— Start PROVIDED RECORDS —

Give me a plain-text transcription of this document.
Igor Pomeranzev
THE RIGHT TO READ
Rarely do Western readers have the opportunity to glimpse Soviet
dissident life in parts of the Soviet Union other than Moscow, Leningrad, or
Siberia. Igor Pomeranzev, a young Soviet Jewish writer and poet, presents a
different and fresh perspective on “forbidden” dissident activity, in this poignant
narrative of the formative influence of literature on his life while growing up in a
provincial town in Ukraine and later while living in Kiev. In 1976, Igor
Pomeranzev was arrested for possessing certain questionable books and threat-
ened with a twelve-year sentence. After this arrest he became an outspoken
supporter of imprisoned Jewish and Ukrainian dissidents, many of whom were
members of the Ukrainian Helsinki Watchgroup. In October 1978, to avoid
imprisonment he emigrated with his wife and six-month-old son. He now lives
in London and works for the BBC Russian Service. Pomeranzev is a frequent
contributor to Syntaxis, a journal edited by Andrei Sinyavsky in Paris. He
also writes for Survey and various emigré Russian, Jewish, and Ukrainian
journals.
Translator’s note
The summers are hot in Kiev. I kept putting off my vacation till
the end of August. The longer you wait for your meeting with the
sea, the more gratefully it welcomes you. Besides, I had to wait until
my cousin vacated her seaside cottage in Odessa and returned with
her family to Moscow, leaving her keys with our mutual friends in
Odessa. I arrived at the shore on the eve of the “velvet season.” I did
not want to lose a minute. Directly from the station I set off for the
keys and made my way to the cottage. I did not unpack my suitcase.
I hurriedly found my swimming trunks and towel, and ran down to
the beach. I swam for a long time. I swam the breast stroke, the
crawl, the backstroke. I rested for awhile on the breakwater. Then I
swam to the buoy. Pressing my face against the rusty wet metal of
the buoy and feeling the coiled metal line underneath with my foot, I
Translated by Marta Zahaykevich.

— End PROVIDED RECORDS —

WHAT YOU HAVE TO DO: Look through the lines above and collect those with the word "Igor".

ANSWER TO THIS PROBLEM:
Igor Pomeranzev
Siberia. Igor Pomeranzev, a young Soviet Jewish writer and poet, presents a
provincial town in Ukraine and later while living in Kiev. In 1976, Igor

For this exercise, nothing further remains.